* Begin *

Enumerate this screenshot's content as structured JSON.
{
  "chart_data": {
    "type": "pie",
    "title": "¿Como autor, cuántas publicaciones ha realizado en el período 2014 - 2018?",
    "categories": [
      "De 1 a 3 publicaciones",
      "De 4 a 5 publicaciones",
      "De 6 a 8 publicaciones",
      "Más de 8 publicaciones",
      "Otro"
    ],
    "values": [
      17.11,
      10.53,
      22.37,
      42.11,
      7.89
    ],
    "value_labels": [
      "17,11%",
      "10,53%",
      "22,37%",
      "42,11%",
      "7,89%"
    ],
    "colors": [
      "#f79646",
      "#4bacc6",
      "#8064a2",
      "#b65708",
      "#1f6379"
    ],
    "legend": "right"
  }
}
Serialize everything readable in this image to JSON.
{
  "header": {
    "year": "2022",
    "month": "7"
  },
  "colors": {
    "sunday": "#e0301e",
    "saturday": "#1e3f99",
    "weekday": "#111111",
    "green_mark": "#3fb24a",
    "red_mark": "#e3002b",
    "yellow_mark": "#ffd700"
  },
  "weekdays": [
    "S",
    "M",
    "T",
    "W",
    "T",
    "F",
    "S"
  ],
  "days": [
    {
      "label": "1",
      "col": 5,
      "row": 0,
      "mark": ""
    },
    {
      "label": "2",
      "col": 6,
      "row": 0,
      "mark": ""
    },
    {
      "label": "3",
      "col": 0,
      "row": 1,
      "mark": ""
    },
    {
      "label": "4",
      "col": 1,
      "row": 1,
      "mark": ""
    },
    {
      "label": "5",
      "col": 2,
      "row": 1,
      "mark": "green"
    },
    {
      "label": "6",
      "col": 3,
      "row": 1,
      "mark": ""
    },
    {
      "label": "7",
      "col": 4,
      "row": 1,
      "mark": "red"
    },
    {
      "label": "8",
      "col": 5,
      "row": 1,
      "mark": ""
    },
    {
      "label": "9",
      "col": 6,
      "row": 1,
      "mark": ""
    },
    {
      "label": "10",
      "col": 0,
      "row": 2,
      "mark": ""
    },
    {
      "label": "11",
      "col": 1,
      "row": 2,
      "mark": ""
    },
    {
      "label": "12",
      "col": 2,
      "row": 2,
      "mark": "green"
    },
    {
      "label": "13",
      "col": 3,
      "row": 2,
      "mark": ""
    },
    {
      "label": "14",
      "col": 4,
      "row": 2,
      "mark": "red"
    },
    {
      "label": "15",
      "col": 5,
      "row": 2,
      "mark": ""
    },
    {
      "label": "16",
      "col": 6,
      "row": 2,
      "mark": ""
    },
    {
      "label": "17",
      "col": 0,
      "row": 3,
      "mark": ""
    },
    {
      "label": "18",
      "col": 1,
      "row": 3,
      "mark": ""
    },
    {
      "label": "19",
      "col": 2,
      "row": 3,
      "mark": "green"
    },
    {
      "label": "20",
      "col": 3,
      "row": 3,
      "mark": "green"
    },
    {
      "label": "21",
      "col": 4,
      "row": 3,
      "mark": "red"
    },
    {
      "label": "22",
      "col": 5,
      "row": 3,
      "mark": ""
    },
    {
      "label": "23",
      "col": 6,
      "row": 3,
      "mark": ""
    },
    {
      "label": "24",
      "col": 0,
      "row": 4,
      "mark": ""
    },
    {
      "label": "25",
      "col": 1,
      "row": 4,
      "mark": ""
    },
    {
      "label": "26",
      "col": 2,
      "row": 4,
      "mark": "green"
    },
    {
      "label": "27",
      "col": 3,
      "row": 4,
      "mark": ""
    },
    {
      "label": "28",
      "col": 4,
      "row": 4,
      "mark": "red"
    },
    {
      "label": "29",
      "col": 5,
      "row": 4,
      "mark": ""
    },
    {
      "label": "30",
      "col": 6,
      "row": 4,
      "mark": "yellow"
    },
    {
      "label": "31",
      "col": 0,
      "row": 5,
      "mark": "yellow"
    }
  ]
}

* End *

### Task details
Take the entries above and transcribe them exactly.

### Complete output
Enumerate this screenshot's content as structured JSON.
{
  "chart_data": {
    "type": "pie",
    "title": "¿Como autor, cuántas publicaciones ha realizado en el período 2014 - 2018?",
    "categories": [
      "De 1 a 3 publicaciones",
      "De 4 a 5 publicaciones",
      "De 6 a 8 publicaciones",
      "Más de 8 publicaciones",
      "Otro"
    ],
    "values": [
      17.11,
      10.53,
      22.37,
      42.11,
      7.89
    ],
    "value_labels": [
      "17,11%",
      "10,53%",
      "22,37%",
      "42,11%",
      "7,89%"
    ],
    "colors": [
      "#f79646",
      "#4bacc6",
      "#8064a2",
      "#b65708",
      "#1f6379"
    ],
    "legend": "right"
  }
}
Serialize everything readable in this image to JSON.
{
  "header": {
    "year": "2022",
    "month": "7"
  },
  "colors": {
    "sunday": "#e0301e",
    "saturday": "#1e3f99",
    "weekday": "#111111",
    "green_mark": "#3fb24a",
    "red_mark": "#e3002b",
    "yellow_mark": "#ffd700"
  },
  "weekdays": [
    "S",
    "M",
    "T",
    "W",
    "T",
    "F",
    "S"
  ],
  "days": [
    {
      "label": "1",
      "col": 5,
      "row": 0,
      "mark": ""
    },
    {
      "label": "2",
      "col": 6,
      "row": 0,
      "mark": ""
    },
    {
      "label": "3",
      "col": 0,
      "row": 1,
      "mark": ""
    },
    {
      "label": "4",
      "col": 1,
      "row": 1,
      "mark": ""
    },
    {
      "label": "5",
      "col": 2,
      "row": 1,
      "mark": "green"
    },
    {
      "label": "6",
      "col": 3,
      "row": 1,
      "mark": ""
    },
    {
      "label": "7",
      "col": 4,
      "row": 1,
      "mark": "red"
    },
    {
      "label": "8",
      "col": 5,
      "row": 1,
      "mark": ""
    },
    {
      "label": "9",
      "col": 6,
      "row": 1,
      "mark": ""
    },
    {
      "label": "10",
      "col": 0,
      "row": 2,
      "mark": ""
    },
    {
      "label": "11",
      "col": 1,
      "row": 2,
      "mark": ""
    },
    {
      "label": "12",
      "col": 2,
      "row": 2,
      "mark": "green"
    },
    {
      "label": "13",
      "col": 3,
      "row": 2,
      "mark": ""
    },
    {
      "label": "14",
      "col": 4,
      "row": 2,
      "mark": "red"
    },
    {
      "label": "15",
      "col": 5,
      "row": 2,
      "mark": ""
    },
    {
      "label": "16",
      "col": 6,
      "row": 2,
      "mark": ""
    },
    {
      "label": "17",
      "col": 0,
      "row": 3,
      "mark": ""
    },
    {
      "label": "18",
      "col": 1,
      "row": 3,
      "mark": ""
    },
    {
      "label": "19",
      "col": 2,
      "row": 3,
      "mark": "green"
    },
    {
      "label": "20",
      "col": 3,
      "row": 3,
      "mark": "green"
    },
    {
      "label": "21",
      "col": 4,
      "row": 3,
      "mark": "red"
    },
    {
      "label": "22",
      "col": 5,
      "row": 3,
      "mark": ""
    },
    {
      "label": "23",
      "col": 6,
      "row": 3,
      "mark": ""
    },
    {
      "label": "24",
      "col": 0,
      "row": 4,
      "mark": ""
    },
    {
      "label": "25",
      "col": 1,
      "row": 4,
      "mark": ""
    },
    {
      "label": "26",
      "col": 2,
      "row": 4,
      "mark": "green"
    },
    {
      "label": "27",
      "col": 3,
      "row": 4,
      "mark": ""
    },
    {
      "label": "28",
      "col": 4,
      "row": 4,
      "mark": "red"
    },
    {
      "label": "29",
      "col": 5,
      "row": 4,
      "mark": ""
    },
    {
      "label": "30",
      "col": 6,
      "row": 4,
      "mark": "yellow"
    },
    {
      "label": "31",
      "col": 0,
      "row": 5,
      "mark": "yellow"
    }
  ]
}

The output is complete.